### Excerpts from a figure dataset:
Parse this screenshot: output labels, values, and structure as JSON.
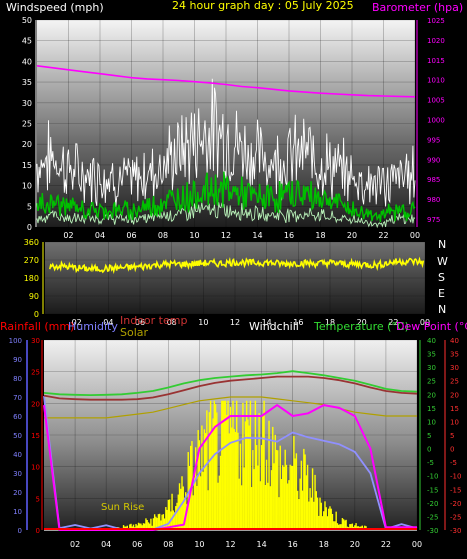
{
  "header": {
    "wind_label": "Windspeed (mph)",
    "title": "24 hour graph day : 05 July 2025",
    "baro_label": "Barometer (hpa)"
  },
  "legend": {
    "rainfall": "Rainfall (mm)",
    "humidity": "Humidity",
    "indoor_temp": "Indoor temp",
    "solar": "Solar",
    "windchill": "Windchill",
    "temperature": "Temperature (°C)",
    "dew_point": "Dew Point (°C)"
  },
  "direction_letters": [
    "N",
    "W",
    "S",
    "E",
    "N"
  ],
  "annotations": {
    "sunrise": "Sun Rise"
  },
  "colors": {
    "wind_gust": "#ffffff",
    "wind_avg": "#00c000",
    "wind_low": "#b8f0b8",
    "barometer": "#ff00ff",
    "direction": "#ffff00",
    "humidity": "#9090ff",
    "temperature": "#33cc33",
    "dew_point": "#ff00ff",
    "indoor_temp": "#993333",
    "solar": "#ffff00",
    "windchill": "#ffffff",
    "rainfall": "#ff0000",
    "solar_max": "#b0a000"
  },
  "chart_data": [
    {
      "type": "line",
      "name": "wind-barometer",
      "title": "24 hour graph day : 05 July 2025",
      "ylabel": "Windspeed (mph)",
      "y2label": "Barometer (hpa)",
      "xticks": [
        "02",
        "04",
        "06",
        "08",
        "10",
        "12",
        "14",
        "16",
        "18",
        "20",
        "22",
        "00"
      ],
      "ylim": [
        0,
        50
      ],
      "yticks": [
        0,
        5,
        10,
        15,
        20,
        25,
        30,
        35,
        40,
        45,
        50
      ],
      "y2lim": [
        973,
        1025
      ],
      "y2ticks": [
        975,
        980,
        985,
        990,
        995,
        1000,
        1005,
        1010,
        1015,
        1020,
        1025
      ],
      "series": [
        {
          "name": "Barometer",
          "axis": "right",
          "x": [
            0,
            1,
            2,
            3,
            4,
            5,
            6,
            7,
            8,
            9,
            10,
            11,
            12,
            13,
            14,
            15,
            16,
            17,
            18,
            19,
            20,
            21,
            22,
            23,
            24
          ],
          "values": [
            1013.5,
            1013.0,
            1012.5,
            1012.0,
            1011.5,
            1011.0,
            1010.5,
            1010.2,
            1010.0,
            1009.8,
            1009.5,
            1009.2,
            1008.8,
            1008.3,
            1008.0,
            1007.6,
            1007.2,
            1006.9,
            1006.6,
            1006.4,
            1006.2,
            1006.0,
            1005.9,
            1005.8,
            1005.7
          ]
        },
        {
          "name": "Gust",
          "axis": "left",
          "x": [
            0,
            1,
            2,
            3,
            4,
            5,
            6,
            7,
            8,
            9,
            10,
            11,
            12,
            13,
            14,
            15,
            16,
            17,
            18,
            19,
            20,
            21,
            22,
            23,
            24
          ],
          "values": [
            15,
            17,
            14,
            12,
            13,
            12,
            11,
            13,
            15,
            18,
            21,
            24,
            22,
            19,
            17,
            16,
            17,
            18,
            16,
            14,
            12,
            11,
            10,
            12,
            13
          ]
        },
        {
          "name": "Average",
          "axis": "left",
          "x": [
            0,
            1,
            2,
            3,
            4,
            5,
            6,
            7,
            8,
            9,
            10,
            11,
            12,
            13,
            14,
            15,
            16,
            17,
            18,
            19,
            20,
            21,
            22,
            23,
            24
          ],
          "values": [
            5,
            6,
            5,
            4,
            4,
            4,
            4,
            5,
            6,
            7,
            8,
            9,
            9,
            8,
            7,
            7,
            8,
            8,
            7,
            6,
            4,
            3,
            3,
            4,
            4
          ]
        },
        {
          "name": "Lull",
          "axis": "left",
          "x": [
            0,
            1,
            2,
            3,
            4,
            5,
            6,
            7,
            8,
            9,
            10,
            11,
            12,
            13,
            14,
            15,
            16,
            17,
            18,
            19,
            20,
            21,
            22,
            23,
            24
          ],
          "values": [
            2,
            3,
            2,
            2,
            2,
            2,
            2,
            2,
            3,
            3,
            4,
            4,
            4,
            4,
            3,
            3,
            3,
            3,
            3,
            2,
            2,
            1,
            1,
            2,
            2
          ]
        }
      ]
    },
    {
      "type": "scatter",
      "name": "wind-direction",
      "xticks": [
        "02",
        "04",
        "06",
        "08",
        "10",
        "12",
        "14",
        "16",
        "18",
        "20",
        "22",
        "00"
      ],
      "ylim": [
        0,
        360
      ],
      "yticks": [
        0,
        90,
        180,
        270,
        360
      ],
      "series": [
        {
          "name": "Direction",
          "x": [
            0,
            1,
            2,
            3,
            4,
            5,
            6,
            7,
            8,
            9,
            10,
            11,
            12,
            13,
            14,
            15,
            16,
            17,
            18,
            19,
            20,
            21,
            22,
            23,
            24
          ],
          "values": [
            235,
            240,
            230,
            225,
            228,
            232,
            236,
            245,
            250,
            248,
            255,
            252,
            260,
            255,
            258,
            250,
            255,
            252,
            256,
            250,
            248,
            245,
            260,
            265,
            258
          ]
        }
      ]
    },
    {
      "type": "line",
      "name": "temperature-humidity-solar",
      "xticks": [
        "02",
        "04",
        "06",
        "08",
        "10",
        "12",
        "14",
        "16",
        "18",
        "20",
        "22",
        "00"
      ],
      "humidity_ylim": [
        0,
        100
      ],
      "humidity_yticks": [
        0,
        10,
        20,
        30,
        40,
        50,
        60,
        70,
        80,
        90,
        100
      ],
      "rain_ylim": [
        0,
        30
      ],
      "rain_yticks": [
        0,
        5,
        10,
        15,
        20,
        25,
        30
      ],
      "temp_ylim": [
        -30,
        40
      ],
      "temp_yticks": [
        -30,
        -25,
        -20,
        -15,
        -10,
        -5,
        0,
        5,
        10,
        15,
        20,
        25,
        30,
        35,
        40
      ],
      "dew_ylim": [
        -30,
        40
      ],
      "dew_yticks": [
        -30,
        -25,
        -20,
        -15,
        -10,
        -5,
        0,
        5,
        10,
        15,
        20,
        25,
        30,
        35,
        40
      ],
      "series": [
        {
          "name": "Temperature",
          "x": [
            0,
            1,
            2,
            3,
            4,
            5,
            6,
            7,
            8,
            9,
            10,
            11,
            12,
            13,
            14,
            15,
            16,
            17,
            18,
            19,
            20,
            21,
            22,
            23,
            24
          ],
          "values": [
            20.5,
            20,
            19.8,
            19.7,
            19.8,
            20,
            20.5,
            21.2,
            22.5,
            24,
            25.2,
            26,
            26.5,
            27,
            27.3,
            27.8,
            28.5,
            27.8,
            27,
            26,
            25,
            23.5,
            22,
            21.2,
            21
          ]
        },
        {
          "name": "Indoor temp",
          "x": [
            0,
            1,
            2,
            3,
            4,
            5,
            6,
            7,
            8,
            9,
            10,
            11,
            12,
            13,
            14,
            15,
            16,
            17,
            18,
            19,
            20,
            21,
            22,
            23,
            24
          ],
          "values": [
            19.5,
            18.5,
            18.2,
            18,
            18,
            18,
            18.2,
            18.8,
            20,
            21.5,
            23,
            24.2,
            25,
            25.5,
            26,
            26.5,
            26.5,
            26.5,
            26,
            25.2,
            24,
            22.5,
            21.2,
            20.5,
            20.2
          ]
        },
        {
          "name": "Dew Point",
          "x": [
            0,
            1,
            2,
            3,
            4,
            5,
            6,
            7,
            8,
            9,
            10,
            11,
            12,
            13,
            14,
            15,
            16,
            17,
            18,
            19,
            20,
            21,
            22,
            23,
            24
          ],
          "values": [
            16,
            -30,
            -30,
            -30,
            -30,
            -30,
            -30,
            -30,
            -29,
            -28,
            0,
            8,
            12,
            12,
            12,
            16,
            12,
            13,
            16,
            15,
            12,
            0,
            -29,
            -29,
            -29
          ]
        },
        {
          "name": "Windchill",
          "x": [
            0,
            1,
            2,
            3,
            4,
            5,
            6,
            7,
            8,
            9,
            10,
            11,
            12,
            13,
            14,
            15,
            16,
            17,
            18,
            19,
            20,
            21,
            22,
            23,
            24
          ],
          "values": [
            -30,
            -30,
            -30,
            -30,
            -30,
            -30,
            -30,
            -30,
            -30,
            -30,
            -30,
            -30,
            -30,
            -30,
            -30,
            -30,
            -30,
            -30,
            -30,
            -30,
            -30,
            -30,
            -30,
            -30,
            -30
          ]
        },
        {
          "name": "Humidity",
          "x": [
            0,
            1,
            2,
            3,
            4,
            5,
            6,
            7,
            8,
            9,
            10,
            11,
            12,
            13,
            14,
            15,
            16,
            17,
            18,
            19,
            20,
            21,
            22,
            23,
            24
          ],
          "values": [
            70,
            1,
            1,
            1,
            1,
            1,
            1,
            2,
            5,
            15,
            30,
            40,
            45,
            48,
            50,
            48,
            50,
            50,
            48,
            45,
            42,
            30,
            2,
            2,
            2
          ]
        },
        {
          "name": "Solar",
          "x": [
            0,
            1,
            2,
            3,
            4,
            5,
            6,
            7,
            8,
            9,
            10,
            11,
            12,
            13,
            14,
            15,
            16,
            17,
            18,
            19,
            20,
            21,
            22,
            23,
            24
          ],
          "values": [
            0,
            0,
            0,
            0,
            0,
            2,
            3,
            6,
            12,
            28,
            45,
            55,
            60,
            62,
            65,
            40,
            38,
            30,
            15,
            6,
            3,
            1,
            0,
            0,
            0
          ]
        },
        {
          "name": "Solar max",
          "x": [
            0,
            1,
            2,
            3,
            4,
            5,
            6,
            7,
            8,
            9,
            10,
            11,
            12,
            13,
            14,
            15,
            16,
            17,
            18,
            19,
            20,
            21,
            22,
            23,
            24
          ],
          "values": [
            59,
            59,
            59,
            59,
            59,
            60,
            61,
            62,
            64,
            66,
            68,
            69,
            70,
            70,
            70,
            69,
            68,
            67,
            66,
            64,
            62,
            61,
            60,
            60,
            60
          ]
        },
        {
          "name": "Rainfall",
          "x": [
            0,
            24
          ],
          "values": [
            0,
            0
          ]
        }
      ]
    }
  ]
}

### STATED EXERCISE:
Only lines with "hour" are wanted here; list each of them.

### FULL SOLUTION:
    "title": "24 hour graph day : 05 July 2025",
      "title": "24 hour graph day : 05 July 2025",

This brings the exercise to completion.